= WORK TO COMPLETE =
From the listing below, extract each entry exactly as written, minus the images.

= DATA LINES =
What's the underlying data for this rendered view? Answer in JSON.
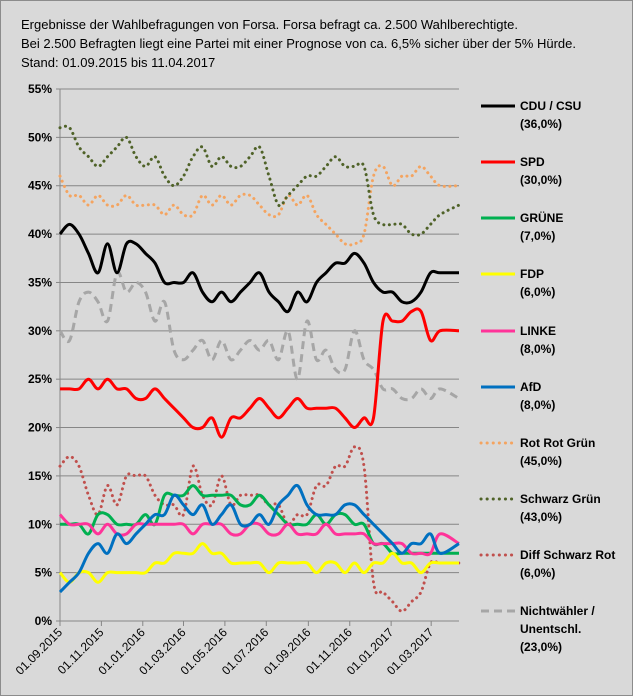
{
  "header": {
    "line1": "Ergebnisse der Wahlbefragungen von Forsa. Forsa befragt ca. 2.500  Wahlberechtigte.",
    "line2": "Bei 2.500  Befragten liegt eine Partei mit einer Prognose von ca. 6,5% sicher über der 5% Hürde.",
    "line3": "Stand: 01.09.2015   bis 11.04.2017"
  },
  "chart_data": {
    "type": "line",
    "title": "Ergebnisse der Wahlbefragungen von Forsa",
    "xlabel": "",
    "ylabel": "",
    "ylim": [
      0,
      55
    ],
    "yticks": [
      "0%",
      "5%",
      "10%",
      "15%",
      "20%",
      "25%",
      "30%",
      "35%",
      "40%",
      "45%",
      "50%",
      "55%"
    ],
    "x_range": [
      "01.09.2015",
      "11.04.2017"
    ],
    "xticks": [
      "01.09.2015",
      "01.11.2015",
      "01.01.2016",
      "01.03.2016",
      "01.05.2016",
      "01.07.2016",
      "01.09.2016",
      "01.11.2016",
      "01.01.2017",
      "01.03.2017"
    ],
    "grid": "horizontal",
    "legend_position": "right",
    "x_days": [
      0,
      14,
      28,
      42,
      56,
      70,
      84,
      98,
      112,
      126,
      140,
      154,
      168,
      182,
      196,
      210,
      224,
      238,
      252,
      266,
      280,
      294,
      308,
      322,
      336,
      350,
      364,
      378,
      392,
      406,
      420,
      434,
      448,
      462,
      476,
      490,
      504,
      518,
      532,
      546,
      560,
      588
    ],
    "series": [
      {
        "name": "CDU / CSU",
        "legend": "(36,0%)",
        "color": "#000000",
        "style": "solid",
        "values": [
          40,
          41,
          40,
          38,
          36,
          39,
          36,
          39,
          39,
          38,
          37,
          35,
          35,
          35,
          36,
          34,
          33,
          34,
          33,
          34,
          35,
          36,
          34,
          33,
          32,
          34,
          33,
          35,
          36,
          37,
          37,
          38,
          37,
          35,
          34,
          34,
          33,
          33,
          34,
          36,
          36,
          36
        ]
      },
      {
        "name": "SPD",
        "legend": "(30,0%)",
        "color": "#ff0000",
        "style": "solid",
        "values": [
          24,
          24,
          24,
          25,
          24,
          25,
          24,
          24,
          23,
          23,
          24,
          23,
          22,
          21,
          20,
          20,
          21,
          19,
          21,
          21,
          22,
          23,
          22,
          21,
          22,
          23,
          22,
          22,
          22,
          22,
          21,
          20,
          21,
          21,
          31,
          31,
          31,
          32,
          32,
          29,
          30,
          30
        ]
      },
      {
        "name": "GRÜNE",
        "legend": "(7,0%)",
        "color": "#00b050",
        "style": "solid",
        "values": [
          10,
          10,
          10,
          9,
          11,
          11,
          10,
          10,
          10,
          11,
          10,
          13,
          13,
          13,
          14,
          13,
          13,
          13,
          13,
          12,
          12,
          13,
          12,
          11,
          10,
          10,
          10,
          11,
          10,
          11,
          11,
          10,
          10,
          8,
          8,
          7,
          7,
          7,
          7,
          7,
          7,
          7
        ]
      },
      {
        "name": "FDP",
        "legend": "(6,0%)",
        "color": "#ffff00",
        "style": "solid",
        "values": [
          5,
          4,
          5,
          5,
          4,
          5,
          5,
          5,
          5,
          5,
          6,
          6,
          7,
          7,
          7,
          8,
          7,
          7,
          6,
          6,
          6,
          6,
          5,
          6,
          6,
          6,
          6,
          5,
          6,
          6,
          5,
          6,
          5,
          6,
          6,
          7,
          6,
          6,
          5,
          6,
          6,
          6
        ]
      },
      {
        "name": "LINKE",
        "legend": "(8,0%)",
        "color": "#ff3399",
        "style": "solid",
        "values": [
          11,
          10,
          10,
          10,
          9,
          10,
          9,
          9,
          10,
          10,
          10,
          10,
          10,
          10,
          9,
          10,
          10,
          10,
          9,
          9,
          10,
          10,
          9,
          9,
          10,
          9,
          9,
          9,
          10,
          9,
          9,
          9,
          9,
          8,
          8,
          8,
          8,
          7,
          7,
          7,
          9,
          8
        ]
      },
      {
        "name": "AfD",
        "legend": "(8,0%)",
        "color": "#0070c0",
        "style": "solid",
        "values": [
          3,
          4,
          5,
          7,
          8,
          7,
          9,
          8,
          9,
          10,
          11,
          11,
          13,
          12,
          11,
          12,
          10,
          11,
          12,
          10,
          10,
          11,
          10,
          12,
          13,
          14,
          12,
          11,
          11,
          11,
          12,
          12,
          11,
          10,
          9,
          8,
          7,
          8,
          8,
          9,
          7,
          8
        ]
      },
      {
        "name": "Rot Rot Grün",
        "legend": "(45,0%)",
        "color": "#f4a460",
        "style": "dotted",
        "values": [
          46,
          44,
          44,
          43,
          44,
          43,
          43,
          44,
          43,
          43,
          43,
          42,
          43,
          42,
          42,
          44,
          43,
          44,
          43,
          44,
          44,
          43,
          42,
          42,
          44,
          43,
          44,
          42,
          41,
          40,
          39,
          39,
          40,
          46,
          47,
          45,
          46,
          46,
          47,
          46,
          45,
          45
        ]
      },
      {
        "name": "Schwarz Grün",
        "legend": "(43,0%)",
        "color": "#4f6228",
        "style": "dotted",
        "values": [
          51,
          51,
          49,
          48,
          47,
          48,
          49,
          50,
          48,
          47,
          48,
          46,
          45,
          46,
          48,
          49,
          47,
          48,
          47,
          47,
          48,
          49,
          46,
          43,
          44,
          45,
          46,
          46,
          47,
          48,
          47,
          47,
          47,
          42,
          41,
          41,
          41,
          40,
          40,
          41,
          42,
          43
        ]
      },
      {
        "name": "Diff Schwarz Rot",
        "legend": "(6,0%)",
        "color": "#c0504d",
        "style": "dotted",
        "values": [
          16,
          17,
          16,
          13,
          11,
          14,
          12,
          15,
          15,
          15,
          13,
          12,
          12,
          11,
          16,
          13,
          12,
          15,
          12,
          13,
          13,
          13,
          12,
          12,
          10,
          11,
          11,
          14,
          14,
          16,
          16,
          18,
          16,
          4,
          3,
          2,
          1,
          2,
          3,
          6,
          6,
          6
        ]
      },
      {
        "name": "Nichtwähler / Unentschl.",
        "legend": "(23,0%)",
        "color": "#a6a6a6",
        "style": "dashed",
        "values": [
          30,
          29,
          33,
          34,
          33,
          31,
          36,
          34,
          35,
          34,
          31,
          33,
          28,
          27,
          28,
          29,
          27,
          29,
          27,
          28,
          29,
          28,
          29,
          27,
          30,
          25,
          31,
          27,
          28,
          26,
          26,
          30,
          27,
          26,
          24,
          24,
          23,
          23,
          24,
          23,
          24,
          23
        ]
      }
    ]
  }
}
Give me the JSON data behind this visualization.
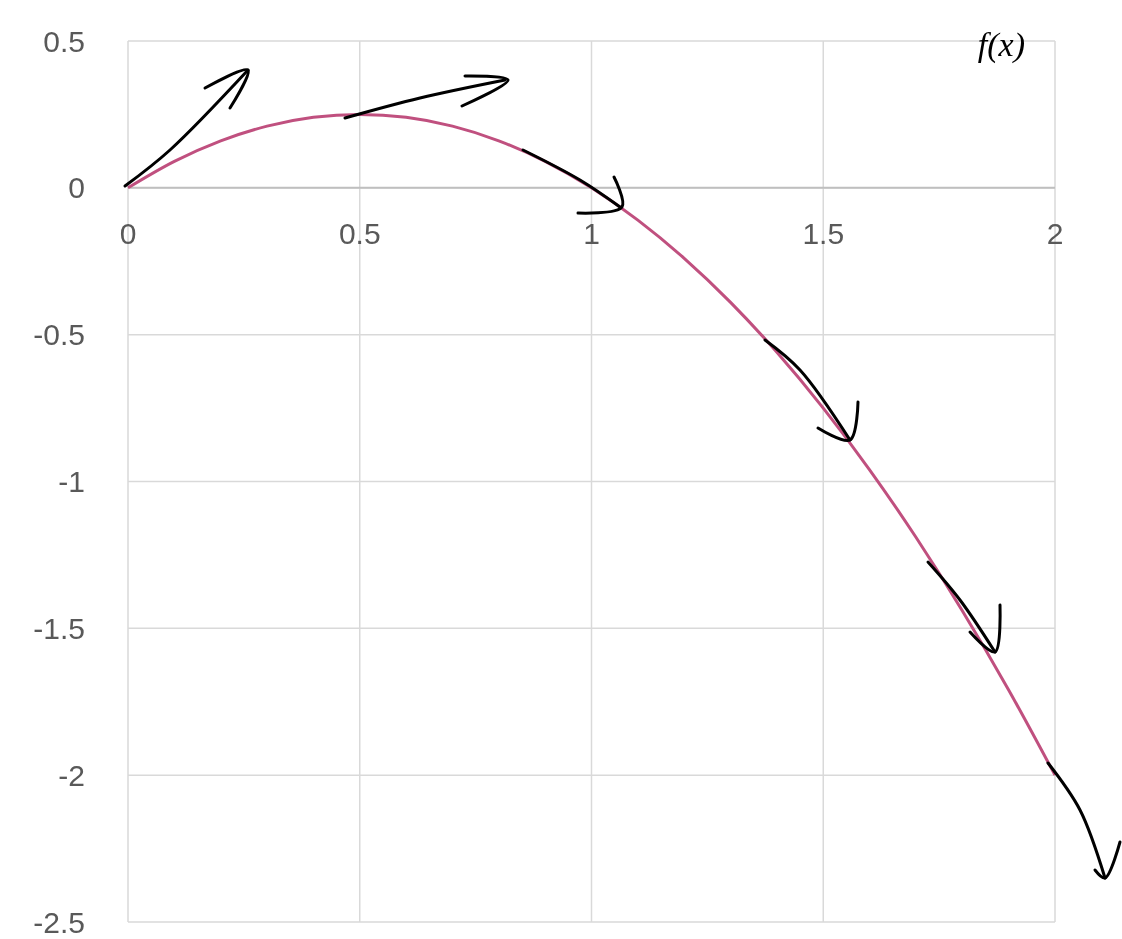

= THE ANSWER =
What's the underlying data for this rendered view? Answer in JSON.
{
  "header": {
    "line1": "Ergebnisse der Wahlbefragungen von Forsa. Forsa befragt ca. 2.500  Wahlberechtigte.",
    "line2": "Bei 2.500  Befragten liegt eine Partei mit einer Prognose von ca. 6,5% sicher über der 5% Hürde.",
    "line3": "Stand: 01.09.2015   bis 11.04.2017"
  },
  "chart_data": {
    "type": "line",
    "title": "Ergebnisse der Wahlbefragungen von Forsa",
    "xlabel": "",
    "ylabel": "",
    "ylim": [
      0,
      55
    ],
    "yticks": [
      "0%",
      "5%",
      "10%",
      "15%",
      "20%",
      "25%",
      "30%",
      "35%",
      "40%",
      "45%",
      "50%",
      "55%"
    ],
    "x_range": [
      "01.09.2015",
      "11.04.2017"
    ],
    "xticks": [
      "01.09.2015",
      "01.11.2015",
      "01.01.2016",
      "01.03.2016",
      "01.05.2016",
      "01.07.2016",
      "01.09.2016",
      "01.11.2016",
      "01.01.2017",
      "01.03.2017"
    ],
    "grid": "horizontal",
    "legend_position": "right",
    "x_days": [
      0,
      14,
      28,
      42,
      56,
      70,
      84,
      98,
      112,
      126,
      140,
      154,
      168,
      182,
      196,
      210,
      224,
      238,
      252,
      266,
      280,
      294,
      308,
      322,
      336,
      350,
      364,
      378,
      392,
      406,
      420,
      434,
      448,
      462,
      476,
      490,
      504,
      518,
      532,
      546,
      560,
      588
    ],
    "series": [
      {
        "name": "CDU / CSU",
        "legend": "(36,0%)",
        "color": "#000000",
        "style": "solid",
        "values": [
          40,
          41,
          40,
          38,
          36,
          39,
          36,
          39,
          39,
          38,
          37,
          35,
          35,
          35,
          36,
          34,
          33,
          34,
          33,
          34,
          35,
          36,
          34,
          33,
          32,
          34,
          33,
          35,
          36,
          37,
          37,
          38,
          37,
          35,
          34,
          34,
          33,
          33,
          34,
          36,
          36,
          36
        ]
      },
      {
        "name": "SPD",
        "legend": "(30,0%)",
        "color": "#ff0000",
        "style": "solid",
        "values": [
          24,
          24,
          24,
          25,
          24,
          25,
          24,
          24,
          23,
          23,
          24,
          23,
          22,
          21,
          20,
          20,
          21,
          19,
          21,
          21,
          22,
          23,
          22,
          21,
          22,
          23,
          22,
          22,
          22,
          22,
          21,
          20,
          21,
          21,
          31,
          31,
          31,
          32,
          32,
          29,
          30,
          30
        ]
      },
      {
        "name": "GRÜNE",
        "legend": "(7,0%)",
        "color": "#00b050",
        "style": "solid",
        "values": [
          10,
          10,
          10,
          9,
          11,
          11,
          10,
          10,
          10,
          11,
          10,
          13,
          13,
          13,
          14,
          13,
          13,
          13,
          13,
          12,
          12,
          13,
          12,
          11,
          10,
          10,
          10,
          11,
          10,
          11,
          11,
          10,
          10,
          8,
          8,
          7,
          7,
          7,
          7,
          7,
          7,
          7
        ]
      },
      {
        "name": "FDP",
        "legend": "(6,0%)",
        "color": "#ffff00",
        "style": "solid",
        "values": [
          5,
          4,
          5,
          5,
          4,
          5,
          5,
          5,
          5,
          5,
          6,
          6,
          7,
          7,
          7,
          8,
          7,
          7,
          6,
          6,
          6,
          6,
          5,
          6,
          6,
          6,
          6,
          5,
          6,
          6,
          5,
          6,
          5,
          6,
          6,
          7,
          6,
          6,
          5,
          6,
          6,
          6
        ]
      },
      {
        "name": "LINKE",
        "legend": "(8,0%)",
        "color": "#ff3399",
        "style": "solid",
        "values": [
          11,
          10,
          10,
          10,
          9,
          10,
          9,
          9,
          10,
          10,
          10,
          10,
          10,
          10,
          9,
          10,
          10,
          10,
          9,
          9,
          10,
          10,
          9,
          9,
          10,
          9,
          9,
          9,
          10,
          9,
          9,
          9,
          9,
          8,
          8,
          8,
          8,
          7,
          7,
          7,
          9,
          8
        ]
      },
      {
        "name": "AfD",
        "legend": "(8,0%)",
        "color": "#0070c0",
        "style": "solid",
        "values": [
          3,
          4,
          5,
          7,
          8,
          7,
          9,
          8,
          9,
          10,
          11,
          11,
          13,
          12,
          11,
          12,
          10,
          11,
          12,
          10,
          10,
          11,
          10,
          12,
          13,
          14,
          12,
          11,
          11,
          11,
          12,
          12,
          11,
          10,
          9,
          8,
          7,
          8,
          8,
          9,
          7,
          8
        ]
      },
      {
        "name": "Rot Rot Grün",
        "legend": "(45,0%)",
        "color": "#f4a460",
        "style": "dotted",
        "values": [
          46,
          44,
          44,
          43,
          44,
          43,
          43,
          44,
          43,
          43,
          43,
          42,
          43,
          42,
          42,
          44,
          43,
          44,
          43,
          44,
          44,
          43,
          42,
          42,
          44,
          43,
          44,
          42,
          41,
          40,
          39,
          39,
          40,
          46,
          47,
          45,
          46,
          46,
          47,
          46,
          45,
          45
        ]
      },
      {
        "name": "Schwarz Grün",
        "legend": "(43,0%)",
        "color": "#4f6228",
        "style": "dotted",
        "values": [
          51,
          51,
          49,
          48,
          47,
          48,
          49,
          50,
          48,
          47,
          48,
          46,
          45,
          46,
          48,
          49,
          47,
          48,
          47,
          47,
          48,
          49,
          46,
          43,
          44,
          45,
          46,
          46,
          47,
          48,
          47,
          47,
          47,
          42,
          41,
          41,
          41,
          40,
          40,
          41,
          42,
          43
        ]
      },
      {
        "name": "Diff Schwarz Rot",
        "legend": "(6,0%)",
        "color": "#c0504d",
        "style": "dotted",
        "values": [
          16,
          17,
          16,
          13,
          11,
          14,
          12,
          15,
          15,
          15,
          13,
          12,
          12,
          11,
          16,
          13,
          12,
          15,
          12,
          13,
          13,
          13,
          12,
          12,
          10,
          11,
          11,
          14,
          14,
          16,
          16,
          18,
          16,
          4,
          3,
          2,
          1,
          2,
          3,
          6,
          6,
          6
        ]
      },
      {
        "name": "Nichtwähler / Unentschl.",
        "legend": "(23,0%)",
        "color": "#a6a6a6",
        "style": "dashed",
        "values": [
          30,
          29,
          33,
          34,
          33,
          31,
          36,
          34,
          35,
          34,
          31,
          33,
          28,
          27,
          28,
          29,
          27,
          29,
          27,
          28,
          29,
          28,
          29,
          27,
          30,
          25,
          31,
          27,
          28,
          26,
          26,
          30,
          27,
          26,
          24,
          24,
          23,
          23,
          24,
          23,
          24,
          23
        ]
      }
    ]
  }
}
Give me the JSON data behind this visualization.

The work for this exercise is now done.